» **WRITTEN TASK**: Your task is to copy each line that has the word "radial".

Data entries:

* * *

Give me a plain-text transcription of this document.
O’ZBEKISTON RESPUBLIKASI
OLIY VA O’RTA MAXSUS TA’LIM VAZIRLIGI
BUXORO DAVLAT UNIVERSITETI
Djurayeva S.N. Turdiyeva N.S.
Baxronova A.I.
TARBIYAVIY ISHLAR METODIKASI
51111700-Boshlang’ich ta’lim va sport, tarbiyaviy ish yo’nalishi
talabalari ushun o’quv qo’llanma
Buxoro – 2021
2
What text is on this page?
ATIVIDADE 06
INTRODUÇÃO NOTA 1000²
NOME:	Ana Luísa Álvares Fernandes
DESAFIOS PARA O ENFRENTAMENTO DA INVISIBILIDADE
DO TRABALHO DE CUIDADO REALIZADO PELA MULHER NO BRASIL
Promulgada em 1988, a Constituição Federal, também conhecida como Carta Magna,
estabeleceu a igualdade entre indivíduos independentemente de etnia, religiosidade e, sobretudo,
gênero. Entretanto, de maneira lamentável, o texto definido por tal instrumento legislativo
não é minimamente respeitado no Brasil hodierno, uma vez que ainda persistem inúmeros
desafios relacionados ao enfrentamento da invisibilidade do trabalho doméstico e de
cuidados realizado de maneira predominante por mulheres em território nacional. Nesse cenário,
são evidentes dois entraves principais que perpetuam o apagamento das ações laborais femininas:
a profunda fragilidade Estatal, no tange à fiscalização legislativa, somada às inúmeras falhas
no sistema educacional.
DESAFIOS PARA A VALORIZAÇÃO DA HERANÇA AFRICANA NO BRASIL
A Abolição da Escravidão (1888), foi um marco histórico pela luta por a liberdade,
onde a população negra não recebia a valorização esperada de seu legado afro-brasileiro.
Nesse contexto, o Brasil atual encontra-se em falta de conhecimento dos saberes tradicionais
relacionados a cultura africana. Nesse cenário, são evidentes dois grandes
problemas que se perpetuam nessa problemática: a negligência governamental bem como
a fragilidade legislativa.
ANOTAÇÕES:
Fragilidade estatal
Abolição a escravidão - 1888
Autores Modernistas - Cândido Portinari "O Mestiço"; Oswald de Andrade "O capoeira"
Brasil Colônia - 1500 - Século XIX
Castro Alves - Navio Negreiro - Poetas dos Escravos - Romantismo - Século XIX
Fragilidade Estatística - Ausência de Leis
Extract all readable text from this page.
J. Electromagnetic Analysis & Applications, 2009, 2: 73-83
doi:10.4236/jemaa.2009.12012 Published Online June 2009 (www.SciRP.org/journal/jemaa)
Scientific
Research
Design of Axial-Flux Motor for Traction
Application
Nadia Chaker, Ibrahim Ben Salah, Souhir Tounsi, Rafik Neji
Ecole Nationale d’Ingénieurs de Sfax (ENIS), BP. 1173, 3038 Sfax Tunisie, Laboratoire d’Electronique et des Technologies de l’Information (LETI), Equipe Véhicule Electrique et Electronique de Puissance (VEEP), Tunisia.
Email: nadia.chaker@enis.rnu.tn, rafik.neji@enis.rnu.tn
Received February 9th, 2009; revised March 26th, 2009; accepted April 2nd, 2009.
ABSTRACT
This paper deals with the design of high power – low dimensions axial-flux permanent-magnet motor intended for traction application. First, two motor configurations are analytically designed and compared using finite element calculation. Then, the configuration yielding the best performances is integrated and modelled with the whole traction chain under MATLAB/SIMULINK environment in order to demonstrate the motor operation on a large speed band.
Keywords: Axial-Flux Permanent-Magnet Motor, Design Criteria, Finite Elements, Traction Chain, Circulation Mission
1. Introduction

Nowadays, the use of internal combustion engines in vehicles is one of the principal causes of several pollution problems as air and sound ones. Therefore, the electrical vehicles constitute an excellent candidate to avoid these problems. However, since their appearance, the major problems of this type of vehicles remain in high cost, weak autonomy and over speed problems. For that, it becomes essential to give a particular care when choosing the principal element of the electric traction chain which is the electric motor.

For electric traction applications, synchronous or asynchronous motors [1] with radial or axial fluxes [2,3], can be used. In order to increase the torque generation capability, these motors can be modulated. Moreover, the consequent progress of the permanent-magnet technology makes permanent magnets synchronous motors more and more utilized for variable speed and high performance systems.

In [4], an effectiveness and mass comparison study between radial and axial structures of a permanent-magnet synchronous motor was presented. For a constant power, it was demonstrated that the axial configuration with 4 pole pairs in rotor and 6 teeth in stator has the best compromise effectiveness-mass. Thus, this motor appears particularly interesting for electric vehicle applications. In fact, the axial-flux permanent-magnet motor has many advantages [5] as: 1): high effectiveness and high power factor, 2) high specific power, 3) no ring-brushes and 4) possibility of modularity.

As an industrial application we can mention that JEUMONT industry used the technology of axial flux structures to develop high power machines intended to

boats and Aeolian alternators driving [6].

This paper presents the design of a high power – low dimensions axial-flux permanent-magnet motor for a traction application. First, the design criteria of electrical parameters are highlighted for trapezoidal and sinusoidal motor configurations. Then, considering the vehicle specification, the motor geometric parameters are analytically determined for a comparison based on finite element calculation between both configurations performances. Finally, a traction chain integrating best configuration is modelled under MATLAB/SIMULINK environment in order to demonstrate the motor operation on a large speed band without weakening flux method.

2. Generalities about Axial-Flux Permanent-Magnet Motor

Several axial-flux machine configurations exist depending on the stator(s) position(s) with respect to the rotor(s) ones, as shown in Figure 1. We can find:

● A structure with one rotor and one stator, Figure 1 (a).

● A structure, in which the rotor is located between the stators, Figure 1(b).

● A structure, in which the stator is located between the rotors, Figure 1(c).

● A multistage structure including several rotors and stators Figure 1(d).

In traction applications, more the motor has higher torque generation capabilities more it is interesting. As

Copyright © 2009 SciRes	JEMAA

* * *

» **PROBLEM SOLUTION**:
For electric traction applications, synchronous or asynchronous motors [1] with radial or axial fluxes [2,3], can be used. In order to increase the torque generation capability, these motors can be modulated. Moreover, the consequent progress of the permanent-magnet technology makes permanent magnets synchronous motors more and more utilized for variable speed and high performance systems.
In [4], an effectiveness and mass comparison study between radial and axial structures of a permanent-magnet synchronous motor was presented. For a constant power, it was demonstrated that the axial configuration with 4 pole pairs in rotor and 6 teeth in stator has the best compromise effectiveness-mass. Thus, this motor appears particularly interesting for electric vehicle applications. In fact, the axial-flux permanent-magnet motor has many advantages [5] as: 1): high effectiveness and high power factor, 2) high specific power, 3) no ring-brushes and 4) possibility of modularity.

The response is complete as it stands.